[Web page and app entries]
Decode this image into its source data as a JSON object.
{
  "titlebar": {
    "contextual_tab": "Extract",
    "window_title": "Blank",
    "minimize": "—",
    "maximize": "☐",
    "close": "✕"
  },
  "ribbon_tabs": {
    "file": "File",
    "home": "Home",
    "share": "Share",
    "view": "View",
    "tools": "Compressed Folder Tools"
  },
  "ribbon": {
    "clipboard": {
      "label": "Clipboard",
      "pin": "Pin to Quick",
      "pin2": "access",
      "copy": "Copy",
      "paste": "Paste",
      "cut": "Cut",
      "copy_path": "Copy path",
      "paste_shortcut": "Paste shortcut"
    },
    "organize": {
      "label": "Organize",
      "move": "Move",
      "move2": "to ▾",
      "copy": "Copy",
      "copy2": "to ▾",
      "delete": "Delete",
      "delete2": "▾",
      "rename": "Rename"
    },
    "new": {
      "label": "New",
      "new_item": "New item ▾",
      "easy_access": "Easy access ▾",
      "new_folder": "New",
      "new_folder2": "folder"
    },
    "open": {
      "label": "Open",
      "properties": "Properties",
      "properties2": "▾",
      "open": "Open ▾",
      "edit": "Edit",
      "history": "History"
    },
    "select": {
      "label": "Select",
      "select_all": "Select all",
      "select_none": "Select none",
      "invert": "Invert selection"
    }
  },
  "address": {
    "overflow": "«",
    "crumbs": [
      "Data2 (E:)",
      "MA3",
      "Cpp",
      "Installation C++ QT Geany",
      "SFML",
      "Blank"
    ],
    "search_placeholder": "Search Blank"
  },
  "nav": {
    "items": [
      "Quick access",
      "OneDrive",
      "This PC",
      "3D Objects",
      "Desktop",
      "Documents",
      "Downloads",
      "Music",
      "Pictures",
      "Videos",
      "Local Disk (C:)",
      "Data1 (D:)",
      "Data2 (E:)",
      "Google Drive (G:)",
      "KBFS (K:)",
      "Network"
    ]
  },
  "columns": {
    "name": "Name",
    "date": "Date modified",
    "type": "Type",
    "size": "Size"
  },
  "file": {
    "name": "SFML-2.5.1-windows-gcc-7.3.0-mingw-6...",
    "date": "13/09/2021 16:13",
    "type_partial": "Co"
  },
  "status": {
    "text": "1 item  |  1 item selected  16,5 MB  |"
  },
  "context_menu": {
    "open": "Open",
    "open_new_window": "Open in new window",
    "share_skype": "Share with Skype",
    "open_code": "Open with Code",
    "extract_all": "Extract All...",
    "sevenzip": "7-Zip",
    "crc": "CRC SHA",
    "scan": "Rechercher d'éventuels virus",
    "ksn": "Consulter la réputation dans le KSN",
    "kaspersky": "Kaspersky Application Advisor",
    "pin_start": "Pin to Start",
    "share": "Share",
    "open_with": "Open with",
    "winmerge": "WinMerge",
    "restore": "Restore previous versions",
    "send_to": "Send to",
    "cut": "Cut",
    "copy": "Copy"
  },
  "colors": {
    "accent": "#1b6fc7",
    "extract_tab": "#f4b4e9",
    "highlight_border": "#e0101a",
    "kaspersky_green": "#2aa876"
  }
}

WHAT THIS TASK INVOLVES: Look through the preceding entries for the word "label". Report how many lines hold it, and only that number.

EXERCISE RESPONSE: 5